- **Challenge**
Write each record again exactly as it stands.

- **Available data**
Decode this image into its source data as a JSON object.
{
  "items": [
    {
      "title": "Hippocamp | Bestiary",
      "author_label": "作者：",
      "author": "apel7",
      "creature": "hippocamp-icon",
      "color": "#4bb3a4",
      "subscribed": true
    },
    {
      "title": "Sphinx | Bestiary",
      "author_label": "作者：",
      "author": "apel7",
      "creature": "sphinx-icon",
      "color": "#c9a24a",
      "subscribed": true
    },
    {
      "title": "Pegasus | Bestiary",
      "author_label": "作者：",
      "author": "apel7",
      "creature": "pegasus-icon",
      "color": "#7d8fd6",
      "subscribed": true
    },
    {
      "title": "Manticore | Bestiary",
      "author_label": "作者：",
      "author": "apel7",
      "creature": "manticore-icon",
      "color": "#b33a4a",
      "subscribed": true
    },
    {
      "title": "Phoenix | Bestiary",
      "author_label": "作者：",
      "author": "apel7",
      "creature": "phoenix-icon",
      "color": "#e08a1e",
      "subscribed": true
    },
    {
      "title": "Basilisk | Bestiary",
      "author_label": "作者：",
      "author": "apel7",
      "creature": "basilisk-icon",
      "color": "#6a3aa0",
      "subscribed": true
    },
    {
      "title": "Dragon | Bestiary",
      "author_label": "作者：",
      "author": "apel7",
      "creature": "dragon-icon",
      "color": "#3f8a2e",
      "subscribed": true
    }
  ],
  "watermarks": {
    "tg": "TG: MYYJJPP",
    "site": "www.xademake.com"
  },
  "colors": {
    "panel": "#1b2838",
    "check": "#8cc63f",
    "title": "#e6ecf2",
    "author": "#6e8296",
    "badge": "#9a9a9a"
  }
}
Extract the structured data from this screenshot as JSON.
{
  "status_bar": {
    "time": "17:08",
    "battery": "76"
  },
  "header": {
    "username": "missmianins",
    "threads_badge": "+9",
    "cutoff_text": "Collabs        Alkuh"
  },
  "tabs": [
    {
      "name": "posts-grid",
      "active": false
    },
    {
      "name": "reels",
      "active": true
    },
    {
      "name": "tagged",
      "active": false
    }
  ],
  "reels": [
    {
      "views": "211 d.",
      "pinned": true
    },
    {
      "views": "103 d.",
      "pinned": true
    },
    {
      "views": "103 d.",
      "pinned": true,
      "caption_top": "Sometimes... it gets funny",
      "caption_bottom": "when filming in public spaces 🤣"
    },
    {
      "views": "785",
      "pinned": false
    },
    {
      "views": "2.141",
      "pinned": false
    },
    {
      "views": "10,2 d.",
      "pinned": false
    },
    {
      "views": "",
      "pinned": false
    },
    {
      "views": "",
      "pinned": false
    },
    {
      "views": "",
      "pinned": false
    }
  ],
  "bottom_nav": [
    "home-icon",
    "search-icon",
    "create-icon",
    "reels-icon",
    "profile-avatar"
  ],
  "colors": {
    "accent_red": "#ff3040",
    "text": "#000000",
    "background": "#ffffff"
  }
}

- **Solution**
Decode this image into its source data as a JSON object.
{
  "items": [
    {
      "title": "Hippocamp | Bestiary",
      "author_label": "作者：",
      "author": "apel7",
      "creature": "hippocamp-icon",
      "color": "#4bb3a4",
      "subscribed": true
    },
    {
      "title": "Sphinx | Bestiary",
      "author_label": "作者：",
      "author": "apel7",
      "creature": "sphinx-icon",
      "color": "#c9a24a",
      "subscribed": true
    },
    {
      "title": "Pegasus | Bestiary",
      "author_label": "作者：",
      "author": "apel7",
      "creature": "pegasus-icon",
      "color": "#7d8fd6",
      "subscribed": true
    },
    {
      "title": "Manticore | Bestiary",
      "author_label": "作者：",
      "author": "apel7",
      "creature": "manticore-icon",
      "color": "#b33a4a",
      "subscribed": true
    },
    {
      "title": "Phoenix | Bestiary",
      "author_label": "作者：",
      "author": "apel7",
      "creature": "phoenix-icon",
      "color": "#e08a1e",
      "subscribed": true
    },
    {
      "title": "Basilisk | Bestiary",
      "author_label": "作者：",
      "author": "apel7",
      "creature": "basilisk-icon",
      "color": "#6a3aa0",
      "subscribed": true
    },
    {
      "title": "Dragon | Bestiary",
      "author_label": "作者：",
      "author": "apel7",
      "creature": "dragon-icon",
      "color": "#3f8a2e",
      "subscribed": true
    }
  ],
  "watermarks": {
    "tg": "TG: MYYJJPP",
    "site": "www.xademake.com"
  },
  "colors": {
    "panel": "#1b2838",
    "check": "#8cc63f",
    "title": "#e6ecf2",
    "author": "#6e8296",
    "badge": "#9a9a9a"
  }
}
Extract the structured data from this screenshot as JSON.
{
  "status_bar": {
    "time": "17:08",
    "battery": "76"
  },
  "header": {
    "username": "missmianins",
    "threads_badge": "+9",
    "cutoff_text": "Collabs        Alkuh"
  },
  "tabs": [
    {
      "name": "posts-grid",
      "active": false
    },
    {
      "name": "reels",
      "active": true
    },
    {
      "name": "tagged",
      "active": false
    }
  ],
  "reels": [
    {
      "views": "211 d.",
      "pinned": true
    },
    {
      "views": "103 d.",
      "pinned": true
    },
    {
      "views": "103 d.",
      "pinned": true,
      "caption_top": "Sometimes... it gets funny",
      "caption_bottom": "when filming in public spaces 🤣"
    },
    {
      "views": "785",
      "pinned": false
    },
    {
      "views": "2.141",
      "pinned": false
    },
    {
      "views": "10,2 d.",
      "pinned": false
    },
    {
      "views": "",
      "pinned": false
    },
    {
      "views": "",
      "pinned": false
    },
    {
      "views": "",
      "pinned": false
    }
  ],
  "bottom_nav": [
    "home-icon",
    "search-icon",
    "create-icon",
    "reels-icon",
    "profile-avatar"
  ],
  "colors": {
    "accent_red": "#ff3040",
    "text": "#000000",
    "background": "#ffffff"
  }
}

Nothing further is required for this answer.